** START EXERCISE MATERIAL **

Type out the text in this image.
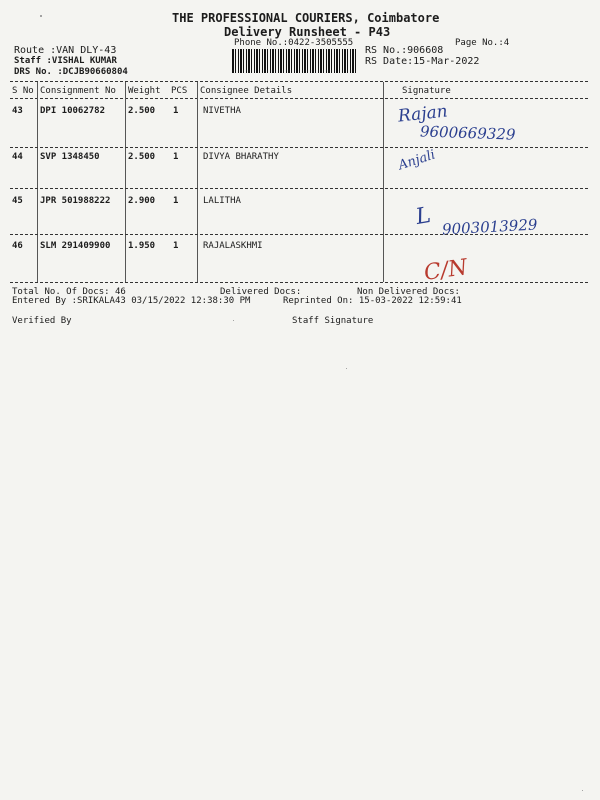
THE PROFESSIONAL COURIERS, Coimbatore
Delivery Runsheet - P43
Phone No.:0422-3505555	Page No.:4
Route :VAN DLY-43
Staff :VISHAL KUMAR
DRS No. :DCJB90660804
RS No.:906608
RS Date:15-Mar-2022
S No Consignment No Weight PCS Consignee Details	Signature
43 DPI 10062782	2.500 1	NIVETHA	Rajan
9600669329
44 SVP 1348450	2.500 1	DIVYA BHARATHY	Anjali
45 JPR 501988222 2.900 1	LALITHA
L 9003013929
46 SLM 291409900 1.950 1	RAJALASKHMI
C/N
Total No. Of Docs: 46	Delivered Docs:	Non Delivered Docs:
Entered By :SRIKALA43 03/15/2022 12:38:30 PM	Reprinted On: 15-03-2022 12:59:41
Verified By	Staff Signature
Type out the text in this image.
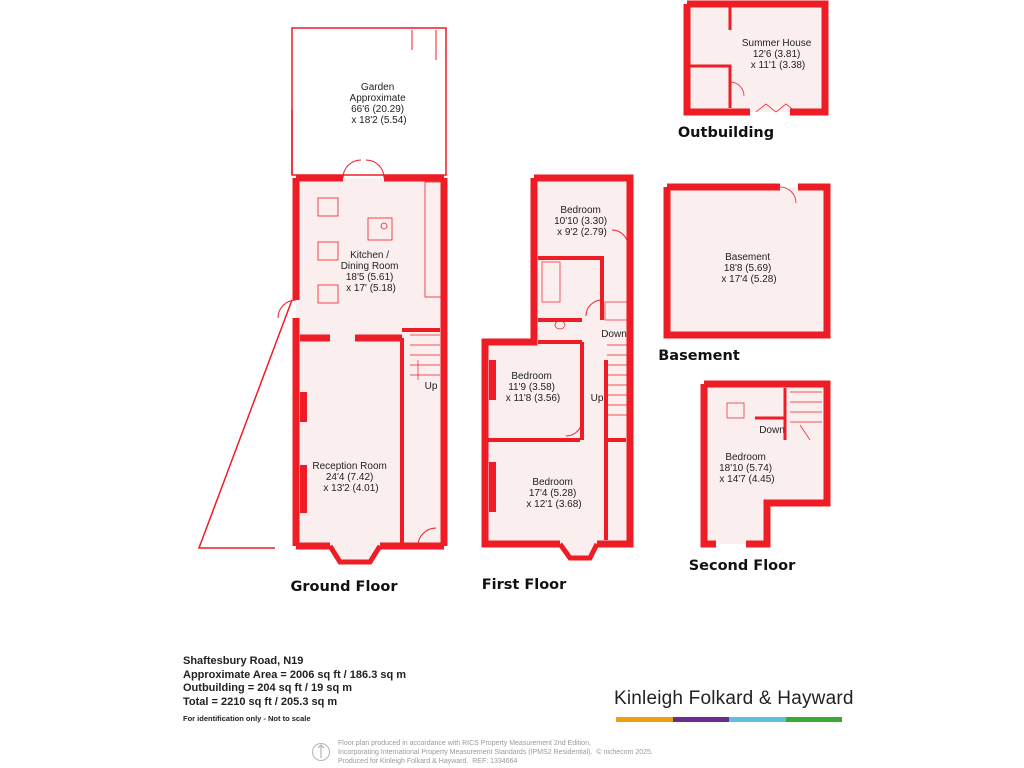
Garden Approximate 66'6 (20.29) x 18'2 (5.54)
Kitchen / Dining Room 18'5 (5.61) x 17' (5.18)
Reception Room 24'4 (7.42) x 13'2 (4.01)
Up
Ground Floor
Bedroom 10'10 (3.30) x 9'2 (2.79)
Bedroom 11'9 (3.58) x 11'8 (3.56)
Bedroom 17'4 (5.28) x 12'1 (3.68)
Down
Up
First Floor
Summer House 12'6 (3.81) x 11'1 (3.38)
Outbuilding
Basement 18'8 (5.69) x 17'4 (5.28)
Basement
Down
Bedroom 18'10 (5.74) x 14'7 (4.45)
Second Floor
Shaftesbury Road, N19
Approximate Area = 2006 sq ft / 186.3 sq m
Outbuilding = 204 sq ft / 19 sq m
Total = 2210 sq ft / 205.3 sq m
For identification only - Not to scale
Kinleigh Folkard & Hayward
Floor plan produced in accordance with RICS Property Measurement 2nd Edition,
Incorporating International Property Measurement Standards (IPMS2 Residential). © nichecom 2025.
Produced for Kinleigh Folkard & Hayward. REF: 1334664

** END EXERCISE MATERIAL **

:: TASK GOAL ::
Without the pictures, transcribe the listing above exactly.

:: WORKED SOLUTION ::
Type out the text in this image.
THE PROFESSIONAL COURIERS, Coimbatore
Delivery Runsheet - P43
Phone No.:0422-3505555	Page No.:4
Route :VAN DLY-43
Staff :VISHAL KUMAR
DRS No. :DCJB90660804
RS No.:906608
RS Date:15-Mar-2022
S No Consignment No Weight PCS Consignee Details	Signature
43 DPI 10062782	2.500 1	NIVETHA	Rajan
9600669329
44 SVP 1348450	2.500 1	DIVYA BHARATHY	Anjali
45 JPR 501988222 2.900 1	LALITHA
L 9003013929
46 SLM 291409900 1.950 1	RAJALASKHMI
C/N
Total No. Of Docs: 46	Delivered Docs:	Non Delivered Docs:
Entered By :SRIKALA43 03/15/2022 12:38:30 PM	Reprinted On: 15-03-2022 12:59:41
Verified By	Staff Signature
Type out the text in this image.
Garden Approximate 66'6 (20.29) x 18'2 (5.54)
Kitchen / Dining Room 18'5 (5.61) x 17' (5.18)
Reception Room 24'4 (7.42) x 13'2 (4.01)
Up
Ground Floor
Bedroom 10'10 (3.30) x 9'2 (2.79)
Bedroom 11'9 (3.58) x 11'8 (3.56)
Bedroom 17'4 (5.28) x 12'1 (3.68)
Down
Up
First Floor
Summer House 12'6 (3.81) x 11'1 (3.38)
Outbuilding
Basement 18'8 (5.69) x 17'4 (5.28)
Basement
Down
Bedroom 18'10 (5.74) x 14'7 (4.45)
Second Floor
Shaftesbury Road, N19
Approximate Area = 2006 sq ft / 186.3 sq m
Outbuilding = 204 sq ft / 19 sq m
Total = 2210 sq ft / 205.3 sq m
For identification only - Not to scale
Kinleigh Folkard & Hayward
Floor plan produced in accordance with RICS Property Measurement 2nd Edition,
Incorporating International Property Measurement Standards (IPMS2 Residential). © nichecom 2025.
Produced for Kinleigh Folkard & Hayward. REF: 1334664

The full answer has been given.